Problem details: Below are the records; copy each line in them that holds the word "tazas".
☆ ☆ ☆ ☆
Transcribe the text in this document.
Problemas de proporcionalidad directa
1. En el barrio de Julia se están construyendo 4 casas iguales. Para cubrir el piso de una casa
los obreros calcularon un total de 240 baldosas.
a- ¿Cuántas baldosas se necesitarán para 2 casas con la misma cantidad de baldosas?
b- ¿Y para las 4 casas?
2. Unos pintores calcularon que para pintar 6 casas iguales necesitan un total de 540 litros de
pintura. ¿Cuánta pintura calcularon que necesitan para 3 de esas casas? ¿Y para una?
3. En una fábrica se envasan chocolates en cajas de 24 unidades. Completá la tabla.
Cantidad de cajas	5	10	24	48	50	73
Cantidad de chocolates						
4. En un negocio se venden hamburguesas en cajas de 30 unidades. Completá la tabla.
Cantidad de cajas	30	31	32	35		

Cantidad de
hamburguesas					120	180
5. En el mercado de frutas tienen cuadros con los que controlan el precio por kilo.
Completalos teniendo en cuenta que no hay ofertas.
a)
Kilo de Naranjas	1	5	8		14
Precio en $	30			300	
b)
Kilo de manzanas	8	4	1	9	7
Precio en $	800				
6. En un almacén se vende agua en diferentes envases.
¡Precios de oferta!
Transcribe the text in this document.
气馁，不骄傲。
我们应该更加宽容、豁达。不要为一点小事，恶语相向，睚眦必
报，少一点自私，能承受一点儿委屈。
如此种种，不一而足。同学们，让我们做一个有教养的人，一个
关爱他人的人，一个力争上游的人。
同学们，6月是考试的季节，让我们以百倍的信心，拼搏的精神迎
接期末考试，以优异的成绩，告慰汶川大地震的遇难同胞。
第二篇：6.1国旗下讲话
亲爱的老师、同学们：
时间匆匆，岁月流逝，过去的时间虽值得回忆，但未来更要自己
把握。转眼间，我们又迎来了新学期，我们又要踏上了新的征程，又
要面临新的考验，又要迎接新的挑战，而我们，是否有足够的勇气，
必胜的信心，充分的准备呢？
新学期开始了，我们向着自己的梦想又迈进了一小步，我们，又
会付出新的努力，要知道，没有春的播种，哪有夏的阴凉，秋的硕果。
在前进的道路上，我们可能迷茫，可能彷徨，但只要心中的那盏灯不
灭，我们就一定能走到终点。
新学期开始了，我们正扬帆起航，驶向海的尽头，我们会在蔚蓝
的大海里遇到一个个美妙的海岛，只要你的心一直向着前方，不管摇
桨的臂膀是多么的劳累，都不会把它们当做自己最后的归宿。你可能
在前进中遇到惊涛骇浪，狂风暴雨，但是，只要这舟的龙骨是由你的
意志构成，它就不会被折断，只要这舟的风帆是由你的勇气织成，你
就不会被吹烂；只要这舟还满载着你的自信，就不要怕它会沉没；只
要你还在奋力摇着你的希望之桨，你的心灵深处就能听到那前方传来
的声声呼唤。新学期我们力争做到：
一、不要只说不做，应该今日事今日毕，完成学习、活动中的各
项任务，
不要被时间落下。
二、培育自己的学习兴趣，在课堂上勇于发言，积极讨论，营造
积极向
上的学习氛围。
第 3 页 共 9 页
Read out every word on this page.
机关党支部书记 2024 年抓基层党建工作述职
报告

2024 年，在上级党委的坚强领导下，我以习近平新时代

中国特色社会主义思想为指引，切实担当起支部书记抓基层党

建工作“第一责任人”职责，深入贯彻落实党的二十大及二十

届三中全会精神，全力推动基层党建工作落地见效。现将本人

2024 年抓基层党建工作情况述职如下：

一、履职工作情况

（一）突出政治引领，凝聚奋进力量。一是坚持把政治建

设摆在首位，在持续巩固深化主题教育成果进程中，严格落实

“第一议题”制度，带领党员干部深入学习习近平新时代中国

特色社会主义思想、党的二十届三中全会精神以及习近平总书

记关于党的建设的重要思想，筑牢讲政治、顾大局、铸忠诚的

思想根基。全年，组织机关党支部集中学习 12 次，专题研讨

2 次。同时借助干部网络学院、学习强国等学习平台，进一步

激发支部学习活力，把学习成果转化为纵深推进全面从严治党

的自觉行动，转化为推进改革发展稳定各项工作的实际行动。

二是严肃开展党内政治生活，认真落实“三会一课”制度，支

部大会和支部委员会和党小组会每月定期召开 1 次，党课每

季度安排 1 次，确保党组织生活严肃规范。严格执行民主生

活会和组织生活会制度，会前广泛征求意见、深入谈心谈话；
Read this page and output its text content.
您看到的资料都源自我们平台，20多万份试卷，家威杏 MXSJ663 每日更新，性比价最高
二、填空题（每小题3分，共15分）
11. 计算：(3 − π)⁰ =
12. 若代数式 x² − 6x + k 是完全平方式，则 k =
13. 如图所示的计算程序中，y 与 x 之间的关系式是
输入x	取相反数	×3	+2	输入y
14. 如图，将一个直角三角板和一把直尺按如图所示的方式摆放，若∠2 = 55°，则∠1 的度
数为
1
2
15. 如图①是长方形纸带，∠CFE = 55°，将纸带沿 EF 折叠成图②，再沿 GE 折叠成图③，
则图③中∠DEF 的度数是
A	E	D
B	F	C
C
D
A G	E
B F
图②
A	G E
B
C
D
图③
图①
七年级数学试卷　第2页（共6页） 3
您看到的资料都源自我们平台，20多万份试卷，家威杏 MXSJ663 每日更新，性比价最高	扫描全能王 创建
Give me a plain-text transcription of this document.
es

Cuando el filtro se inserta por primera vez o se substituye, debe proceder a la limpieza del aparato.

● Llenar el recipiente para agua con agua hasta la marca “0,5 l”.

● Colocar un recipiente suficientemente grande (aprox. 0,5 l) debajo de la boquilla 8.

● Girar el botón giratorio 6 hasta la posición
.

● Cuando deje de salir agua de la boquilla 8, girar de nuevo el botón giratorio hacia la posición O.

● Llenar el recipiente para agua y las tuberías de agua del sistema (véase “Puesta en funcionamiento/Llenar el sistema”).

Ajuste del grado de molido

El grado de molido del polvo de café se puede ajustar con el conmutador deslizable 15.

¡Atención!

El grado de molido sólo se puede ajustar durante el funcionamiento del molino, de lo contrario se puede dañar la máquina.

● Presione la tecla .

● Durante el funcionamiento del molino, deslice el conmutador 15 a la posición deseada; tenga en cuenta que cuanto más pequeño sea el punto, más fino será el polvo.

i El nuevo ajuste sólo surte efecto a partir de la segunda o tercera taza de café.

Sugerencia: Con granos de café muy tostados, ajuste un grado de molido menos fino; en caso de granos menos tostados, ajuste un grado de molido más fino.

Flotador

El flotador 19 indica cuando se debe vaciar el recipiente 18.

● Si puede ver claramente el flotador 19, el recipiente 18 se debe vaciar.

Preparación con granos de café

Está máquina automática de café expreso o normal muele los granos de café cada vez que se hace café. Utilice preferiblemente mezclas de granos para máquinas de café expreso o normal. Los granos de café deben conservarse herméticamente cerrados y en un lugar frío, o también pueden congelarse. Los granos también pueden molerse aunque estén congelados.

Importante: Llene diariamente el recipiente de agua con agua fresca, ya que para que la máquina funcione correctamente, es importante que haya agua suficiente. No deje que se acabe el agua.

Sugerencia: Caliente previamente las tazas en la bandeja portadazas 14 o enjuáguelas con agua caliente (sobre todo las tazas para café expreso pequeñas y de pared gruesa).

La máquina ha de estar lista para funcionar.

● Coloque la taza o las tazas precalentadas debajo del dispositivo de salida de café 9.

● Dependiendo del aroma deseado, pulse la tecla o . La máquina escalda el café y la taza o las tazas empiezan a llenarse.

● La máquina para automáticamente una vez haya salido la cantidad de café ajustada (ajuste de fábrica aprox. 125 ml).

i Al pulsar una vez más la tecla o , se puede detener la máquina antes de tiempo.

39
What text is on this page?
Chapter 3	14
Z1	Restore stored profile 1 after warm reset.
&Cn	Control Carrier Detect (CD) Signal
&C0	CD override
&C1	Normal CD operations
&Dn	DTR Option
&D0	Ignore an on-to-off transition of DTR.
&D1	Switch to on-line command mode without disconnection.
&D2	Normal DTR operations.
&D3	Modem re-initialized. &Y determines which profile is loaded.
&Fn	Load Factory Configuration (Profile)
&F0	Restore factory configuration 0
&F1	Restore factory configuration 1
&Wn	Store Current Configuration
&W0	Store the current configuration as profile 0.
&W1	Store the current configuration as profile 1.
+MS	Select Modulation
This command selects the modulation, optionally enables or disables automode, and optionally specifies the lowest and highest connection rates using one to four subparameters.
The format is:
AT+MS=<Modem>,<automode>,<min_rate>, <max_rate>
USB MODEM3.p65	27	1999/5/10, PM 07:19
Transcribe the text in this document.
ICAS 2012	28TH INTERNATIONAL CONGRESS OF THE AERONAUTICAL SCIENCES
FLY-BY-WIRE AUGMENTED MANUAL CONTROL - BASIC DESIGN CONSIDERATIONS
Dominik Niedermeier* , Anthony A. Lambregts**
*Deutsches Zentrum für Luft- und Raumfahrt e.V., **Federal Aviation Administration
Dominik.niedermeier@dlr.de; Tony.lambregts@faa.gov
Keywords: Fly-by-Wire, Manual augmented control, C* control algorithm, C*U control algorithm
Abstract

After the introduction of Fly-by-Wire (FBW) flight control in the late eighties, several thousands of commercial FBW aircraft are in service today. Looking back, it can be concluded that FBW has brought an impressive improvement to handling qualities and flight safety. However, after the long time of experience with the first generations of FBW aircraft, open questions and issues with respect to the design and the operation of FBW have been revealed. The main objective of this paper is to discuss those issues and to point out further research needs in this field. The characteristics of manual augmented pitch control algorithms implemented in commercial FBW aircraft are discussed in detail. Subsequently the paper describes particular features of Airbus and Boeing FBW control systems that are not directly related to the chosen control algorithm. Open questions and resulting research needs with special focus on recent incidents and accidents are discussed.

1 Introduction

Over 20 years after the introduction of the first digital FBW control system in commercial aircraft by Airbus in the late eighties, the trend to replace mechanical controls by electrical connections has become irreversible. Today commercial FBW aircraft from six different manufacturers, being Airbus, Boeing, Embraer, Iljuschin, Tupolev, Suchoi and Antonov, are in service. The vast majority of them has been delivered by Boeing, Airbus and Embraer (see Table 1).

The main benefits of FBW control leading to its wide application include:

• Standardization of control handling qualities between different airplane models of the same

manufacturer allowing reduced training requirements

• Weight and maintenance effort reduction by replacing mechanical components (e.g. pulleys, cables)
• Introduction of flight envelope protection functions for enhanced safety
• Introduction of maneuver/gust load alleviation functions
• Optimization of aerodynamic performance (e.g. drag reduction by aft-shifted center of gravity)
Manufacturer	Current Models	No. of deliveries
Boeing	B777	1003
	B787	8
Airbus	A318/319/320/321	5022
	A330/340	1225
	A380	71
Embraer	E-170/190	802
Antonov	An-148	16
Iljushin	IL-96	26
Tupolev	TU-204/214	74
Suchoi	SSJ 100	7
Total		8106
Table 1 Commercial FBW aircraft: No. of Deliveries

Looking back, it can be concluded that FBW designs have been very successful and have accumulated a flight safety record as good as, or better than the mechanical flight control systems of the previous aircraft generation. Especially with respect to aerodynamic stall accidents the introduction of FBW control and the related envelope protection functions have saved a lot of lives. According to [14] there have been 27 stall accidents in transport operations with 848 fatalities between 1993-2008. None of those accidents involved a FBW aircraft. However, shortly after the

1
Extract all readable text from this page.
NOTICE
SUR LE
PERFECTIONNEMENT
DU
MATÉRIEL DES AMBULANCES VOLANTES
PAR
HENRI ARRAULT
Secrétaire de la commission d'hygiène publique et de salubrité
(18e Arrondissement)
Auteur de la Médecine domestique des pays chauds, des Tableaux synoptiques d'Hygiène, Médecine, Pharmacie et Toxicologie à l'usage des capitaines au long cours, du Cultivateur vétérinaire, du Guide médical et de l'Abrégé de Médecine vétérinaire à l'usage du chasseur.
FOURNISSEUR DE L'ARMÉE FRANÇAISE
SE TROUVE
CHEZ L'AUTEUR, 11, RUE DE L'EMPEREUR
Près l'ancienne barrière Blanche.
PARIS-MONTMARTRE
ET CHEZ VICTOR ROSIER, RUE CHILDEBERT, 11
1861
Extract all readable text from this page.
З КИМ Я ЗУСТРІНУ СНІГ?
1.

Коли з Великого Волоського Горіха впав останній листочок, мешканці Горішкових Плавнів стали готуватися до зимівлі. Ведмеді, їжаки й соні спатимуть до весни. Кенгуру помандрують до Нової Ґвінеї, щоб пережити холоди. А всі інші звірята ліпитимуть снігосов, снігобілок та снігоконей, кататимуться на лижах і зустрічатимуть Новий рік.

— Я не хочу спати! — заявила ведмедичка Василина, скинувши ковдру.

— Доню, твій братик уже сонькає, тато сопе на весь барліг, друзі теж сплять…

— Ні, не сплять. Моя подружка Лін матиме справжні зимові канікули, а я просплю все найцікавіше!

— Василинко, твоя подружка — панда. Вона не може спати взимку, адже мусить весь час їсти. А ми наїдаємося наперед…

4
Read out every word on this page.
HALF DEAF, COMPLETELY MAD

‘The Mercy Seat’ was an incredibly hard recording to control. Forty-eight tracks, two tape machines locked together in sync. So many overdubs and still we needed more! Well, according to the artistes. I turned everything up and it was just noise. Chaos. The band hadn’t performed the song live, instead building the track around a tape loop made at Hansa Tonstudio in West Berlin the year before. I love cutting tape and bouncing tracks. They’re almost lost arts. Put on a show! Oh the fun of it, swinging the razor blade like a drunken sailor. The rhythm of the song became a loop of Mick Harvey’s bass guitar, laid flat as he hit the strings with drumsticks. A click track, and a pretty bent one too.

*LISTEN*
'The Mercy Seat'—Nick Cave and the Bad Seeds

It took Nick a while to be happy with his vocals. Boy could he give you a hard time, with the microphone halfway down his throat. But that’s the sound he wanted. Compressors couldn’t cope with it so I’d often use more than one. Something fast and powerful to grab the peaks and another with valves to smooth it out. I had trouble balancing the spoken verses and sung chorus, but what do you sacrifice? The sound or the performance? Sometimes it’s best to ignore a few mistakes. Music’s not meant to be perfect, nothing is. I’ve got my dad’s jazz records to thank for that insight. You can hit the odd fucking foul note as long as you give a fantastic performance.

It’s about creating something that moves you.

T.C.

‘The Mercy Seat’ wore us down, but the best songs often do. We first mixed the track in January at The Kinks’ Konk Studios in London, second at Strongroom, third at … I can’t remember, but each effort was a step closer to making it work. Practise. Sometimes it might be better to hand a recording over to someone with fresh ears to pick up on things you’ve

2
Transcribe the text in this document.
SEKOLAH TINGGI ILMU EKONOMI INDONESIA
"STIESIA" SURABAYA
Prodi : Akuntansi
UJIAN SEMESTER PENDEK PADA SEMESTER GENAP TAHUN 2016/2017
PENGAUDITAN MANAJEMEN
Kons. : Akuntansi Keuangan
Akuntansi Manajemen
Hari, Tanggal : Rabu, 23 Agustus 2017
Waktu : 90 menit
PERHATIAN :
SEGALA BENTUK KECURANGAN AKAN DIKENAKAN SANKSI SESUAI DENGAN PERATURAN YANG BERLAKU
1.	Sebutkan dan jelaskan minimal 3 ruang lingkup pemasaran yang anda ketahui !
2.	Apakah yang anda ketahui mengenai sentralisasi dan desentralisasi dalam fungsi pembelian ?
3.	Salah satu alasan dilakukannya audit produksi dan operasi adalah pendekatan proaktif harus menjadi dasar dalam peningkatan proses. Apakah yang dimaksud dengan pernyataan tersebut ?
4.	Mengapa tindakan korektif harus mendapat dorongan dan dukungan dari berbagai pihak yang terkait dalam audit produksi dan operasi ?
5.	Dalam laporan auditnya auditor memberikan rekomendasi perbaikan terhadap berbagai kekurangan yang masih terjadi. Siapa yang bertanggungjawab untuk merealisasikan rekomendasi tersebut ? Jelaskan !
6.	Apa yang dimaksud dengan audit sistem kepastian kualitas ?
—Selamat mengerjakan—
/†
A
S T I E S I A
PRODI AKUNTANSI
☆ ☆ ☆ ☆
Exercise result:
Sugerencia: Caliente previamente las tazas en la bandeja portadazas 14 o enjuáguelas con agua caliente (sobre todo las tazas para café expreso pequeñas y de pared gruesa).
● Coloque la taza o las tazas precalentadas debajo del dispositivo de salida de café 9.
● Dependiendo del aroma deseado, pulse la tecla o . La máquina escalda el café y la taza o las tazas empiezan a llenarse.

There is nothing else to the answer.